### To be done
State how many lines in the records hold the word "ylabel", giving the number and no other text.
**** Material ****
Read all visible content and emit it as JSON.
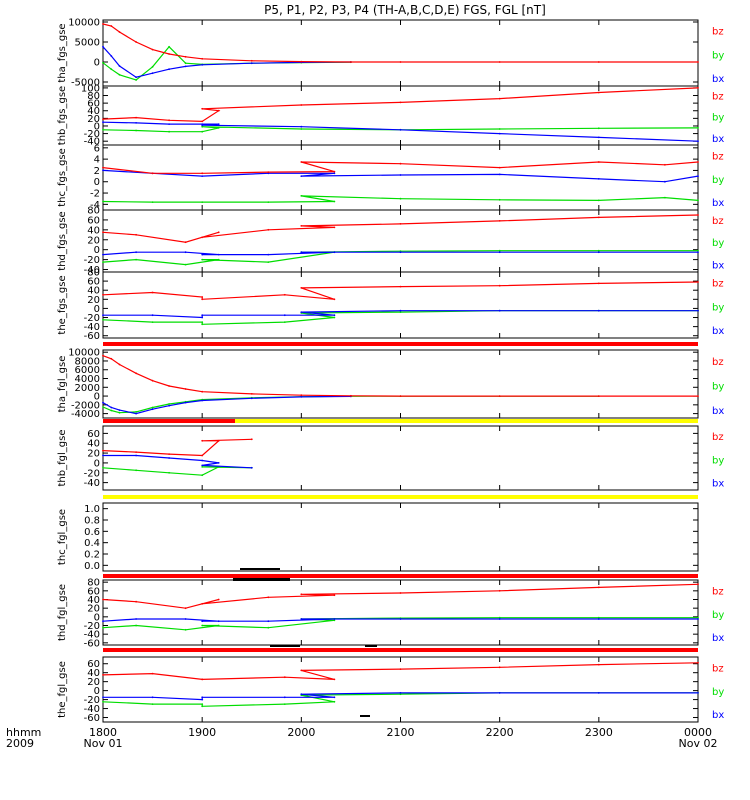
{
  "title": "P5, P1, P2, P3, P4 (TH-A,B,C,D,E) FGS, FGL [nT]",
  "colors": {
    "bx": "#0000ff",
    "by": "#00dd00",
    "bz": "#ff0000",
    "bar_red": "#ff0000",
    "bar_yellow": "#ffff00",
    "bar_black": "#000000"
  },
  "time_axis": {
    "row_label": "hhmm",
    "year_label": "2009",
    "ticks": [
      "1800",
      "1900",
      "2000",
      "2100",
      "2200",
      "2300",
      "0000"
    ],
    "date_labels": [
      "Nov 01",
      "Nov 02"
    ]
  },
  "chart_data": [
    {
      "type": "line",
      "panel": "tha_fgs_gse",
      "ylabel": "tha_fgs_gse",
      "yticks": [
        "10000",
        "5000",
        "0",
        "-5000"
      ],
      "ylim": [
        -6000,
        10500
      ],
      "legend": [
        "bz",
        "by",
        "bx"
      ],
      "x": [
        "1800",
        "1805",
        "1810",
        "1820",
        "1830",
        "1840",
        "1850",
        "1900",
        "1930",
        "2000",
        "2030",
        "2100",
        "2200",
        "2300",
        "0000"
      ],
      "series": [
        {
          "name": "bz",
          "values": [
            9500,
            9000,
            7500,
            5000,
            3100,
            2000,
            1300,
            800,
            300,
            100,
            0,
            0,
            0,
            0,
            0
          ]
        },
        {
          "name": "by",
          "values": [
            -200,
            -1800,
            -3200,
            -4500,
            -1200,
            3800,
            -300,
            -600,
            -300,
            -150,
            -50,
            null,
            null,
            null,
            null
          ]
        },
        {
          "name": "bx",
          "values": [
            3800,
            1500,
            -1000,
            -3800,
            -2800,
            -1800,
            -1100,
            -700,
            -300,
            -100,
            0,
            null,
            null,
            null,
            null
          ]
        }
      ]
    },
    {
      "type": "line",
      "panel": "thb_fgs_gse",
      "ylabel": "thb_fgs_gse",
      "yticks": [
        "100",
        "80",
        "60",
        "40",
        "20",
        "0",
        "-20",
        "-40"
      ],
      "ylim": [
        -50,
        105
      ],
      "legend": [
        "bz",
        "by",
        "bx"
      ],
      "x": [
        "1800",
        "1820",
        "1840",
        "1860",
        "1870",
        "1900",
        "2000",
        "2100",
        "2200",
        "2300",
        "0000"
      ],
      "series": [
        {
          "name": "bz",
          "values": [
            18,
            22,
            15,
            12,
            40,
            45,
            55,
            62,
            72,
            88,
            100
          ]
        },
        {
          "name": "by",
          "values": [
            -10,
            -12,
            -15,
            -15,
            -5,
            -2,
            -8,
            -10,
            -8,
            -6,
            -5
          ]
        },
        {
          "name": "bx",
          "values": [
            10,
            8,
            5,
            5,
            5,
            2,
            -2,
            -10,
            -20,
            -30,
            -40
          ]
        }
      ]
    },
    {
      "type": "line",
      "panel": "thc_fgs_gse",
      "ylabel": "thc_fgs_gse",
      "yticks": [
        "6",
        "4",
        "2",
        "0",
        "-2",
        "-4"
      ],
      "ylim": [
        -5,
        6.5
      ],
      "legend": [
        "bz",
        "by",
        "bx"
      ],
      "x": [
        "1800",
        "1830",
        "1900",
        "1940",
        "1980",
        "2000",
        "2100",
        "2200",
        "2300",
        "2340",
        "0000"
      ],
      "series": [
        {
          "name": "bz",
          "values": [
            2.5,
            1.5,
            1.5,
            1.7,
            1.8,
            3.5,
            3.2,
            2.5,
            3.5,
            3.0,
            3.5
          ]
        },
        {
          "name": "by",
          "values": [
            -3.5,
            -3.6,
            -3.6,
            -3.6,
            -3.5,
            -2.5,
            -3.0,
            -3.2,
            -3.3,
            -2.8,
            -3.3
          ]
        },
        {
          "name": "bx",
          "values": [
            2.0,
            1.5,
            1.0,
            1.5,
            1.5,
            1.0,
            1.2,
            1.3,
            0.5,
            0.0,
            1.0
          ]
        }
      ]
    },
    {
      "type": "line",
      "panel": "thd_fgs_gse",
      "ylabel": "thd_fgs_gse",
      "yticks": [
        "80",
        "60",
        "40",
        "20",
        "0",
        "-20",
        "-40"
      ],
      "ylim": [
        -45,
        80
      ],
      "legend": [
        "bz",
        "by",
        "bx"
      ],
      "x": [
        "1800",
        "1820",
        "1850",
        "1870",
        "1900",
        "1940",
        "1980",
        "2000",
        "2100",
        "2200",
        "2300",
        "0000"
      ],
      "series": [
        {
          "name": "bz",
          "values": [
            35,
            30,
            15,
            35,
            25,
            40,
            45,
            48,
            52,
            58,
            65,
            70
          ]
        },
        {
          "name": "by",
          "values": [
            -25,
            -20,
            -30,
            -20,
            -20,
            -25,
            -5,
            -5,
            -3,
            -2,
            -2,
            -2
          ]
        },
        {
          "name": "bx",
          "values": [
            -10,
            -5,
            -5,
            -10,
            -10,
            -10,
            -5,
            -5,
            -5,
            -5,
            -5,
            -5
          ]
        }
      ]
    },
    {
      "type": "line",
      "panel": "the_fgs_gse",
      "ylabel": "the_fgs_gse",
      "yticks": [
        "80",
        "60",
        "40",
        "20",
        "0",
        "-20",
        "-40",
        "-60"
      ],
      "ylim": [
        -65,
        80
      ],
      "legend": [
        "bz",
        "by",
        "bx"
      ],
      "x": [
        "1800",
        "1830",
        "1860",
        "1900",
        "1950",
        "1980",
        "2000",
        "2100",
        "2200",
        "2300",
        "0000"
      ],
      "series": [
        {
          "name": "bz",
          "values": [
            30,
            35,
            25,
            20,
            30,
            20,
            45,
            48,
            50,
            55,
            58
          ]
        },
        {
          "name": "by",
          "values": [
            -25,
            -30,
            -30,
            -35,
            -30,
            -20,
            -10,
            -8,
            -5,
            -5,
            -5
          ]
        },
        {
          "name": "bx",
          "values": [
            -15,
            -15,
            -20,
            -15,
            -15,
            -15,
            -8,
            -5,
            -5,
            -5,
            -5
          ]
        }
      ]
    },
    {
      "type": "line",
      "panel": "tha_fgl_gse",
      "ylabel": "tha_fgl_gse",
      "yticks": [
        "10000",
        "8000",
        "6000",
        "4000",
        "2000",
        "0",
        "-2000",
        "-4000"
      ],
      "ylim": [
        -5000,
        10500
      ],
      "legend": [
        "bz",
        "by",
        "bx"
      ],
      "x": [
        "1800",
        "1805",
        "1810",
        "1820",
        "1830",
        "1840",
        "1850",
        "1900",
        "1930",
        "2000",
        "2030",
        "2100",
        "2200",
        "2300",
        "0000"
      ],
      "series": [
        {
          "name": "bz",
          "values": [
            9200,
            8500,
            7200,
            5200,
            3500,
            2300,
            1600,
            1000,
            500,
            200,
            50,
            0,
            0,
            0,
            0
          ]
        },
        {
          "name": "by",
          "values": [
            -2500,
            -3300,
            -3800,
            -3600,
            -2600,
            -1800,
            -1300,
            -800,
            -400,
            -150,
            -50,
            0,
            0,
            0,
            null
          ]
        },
        {
          "name": "bx",
          "values": [
            -1500,
            -2600,
            -3200,
            -4000,
            -3000,
            -2200,
            -1500,
            -1000,
            -500,
            -200,
            -80,
            null,
            null,
            null,
            null
          ]
        }
      ]
    },
    {
      "type": "line",
      "panel": "thb_fgl_gse",
      "ylabel": "thb_fgl_gse",
      "yticks": [
        "60",
        "40",
        "20",
        "0",
        "-20",
        "-40"
      ],
      "ylim": [
        -55,
        75
      ],
      "legend": [
        "bz",
        "by",
        "bx"
      ],
      "x": [
        "1800",
        "1820",
        "1840",
        "1860",
        "1870",
        "1900",
        "1930"
      ],
      "series": [
        {
          "name": "bz",
          "values": [
            25,
            22,
            18,
            15,
            45,
            45,
            48
          ]
        },
        {
          "name": "by",
          "values": [
            -10,
            -15,
            -20,
            -25,
            -8,
            -8,
            -10
          ]
        },
        {
          "name": "bx",
          "values": [
            15,
            15,
            10,
            5,
            0,
            -5,
            -10
          ]
        }
      ]
    },
    {
      "type": "line",
      "panel": "thc_fgl_gse",
      "ylabel": "thc_fgl_gse",
      "yticks": [
        "1.0",
        "0.8",
        "0.6",
        "0.4",
        "0.2",
        "0.0"
      ],
      "ylim": [
        -0.1,
        1.1
      ],
      "series": []
    },
    {
      "type": "line",
      "panel": "thd_fgl_gse",
      "ylabel": "thd_fgl_gse",
      "yticks": [
        "80",
        "60",
        "40",
        "20",
        "0",
        "-20",
        "-40",
        "-60"
      ],
      "ylim": [
        -65,
        85
      ],
      "legend": [
        "bz",
        "by",
        "bx"
      ],
      "x": [
        "1800",
        "1820",
        "1850",
        "1870",
        "1900",
        "1940",
        "1980",
        "2000",
        "2100",
        "2200",
        "2300",
        "0000"
      ],
      "series": [
        {
          "name": "bz",
          "values": [
            40,
            35,
            20,
            40,
            30,
            45,
            50,
            52,
            55,
            60,
            68,
            75
          ]
        },
        {
          "name": "by",
          "values": [
            -25,
            -20,
            -30,
            -20,
            -20,
            -25,
            -8,
            -5,
            -3,
            -2,
            -2,
            -2
          ]
        },
        {
          "name": "bx",
          "values": [
            -10,
            -5,
            -5,
            -10,
            -10,
            -10,
            -5,
            -5,
            -5,
            -5,
            -5,
            -5
          ]
        }
      ]
    },
    {
      "type": "line",
      "panel": "the_fgl_gse",
      "ylabel": "the_fgl_gse",
      "yticks": [
        "60",
        "40",
        "20",
        "0",
        "-20",
        "-40",
        "-60"
      ],
      "ylim": [
        -70,
        75
      ],
      "legend": [
        "bz",
        "by",
        "bx"
      ],
      "x": [
        "1800",
        "1830",
        "1860",
        "1900",
        "1950",
        "1980",
        "2000",
        "2100",
        "2200",
        "2300",
        "0000"
      ],
      "series": [
        {
          "name": "bz",
          "values": [
            35,
            38,
            25,
            25,
            30,
            25,
            45,
            48,
            52,
            58,
            62
          ]
        },
        {
          "name": "by",
          "values": [
            -25,
            -30,
            -30,
            -35,
            -30,
            -25,
            -10,
            -8,
            -5,
            -5,
            -5
          ]
        },
        {
          "name": "bx",
          "values": [
            -15,
            -15,
            -20,
            -15,
            -15,
            -15,
            -8,
            -5,
            -5,
            -5,
            -5
          ]
        }
      ]
    }
  ]
}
****
### Expected answer
10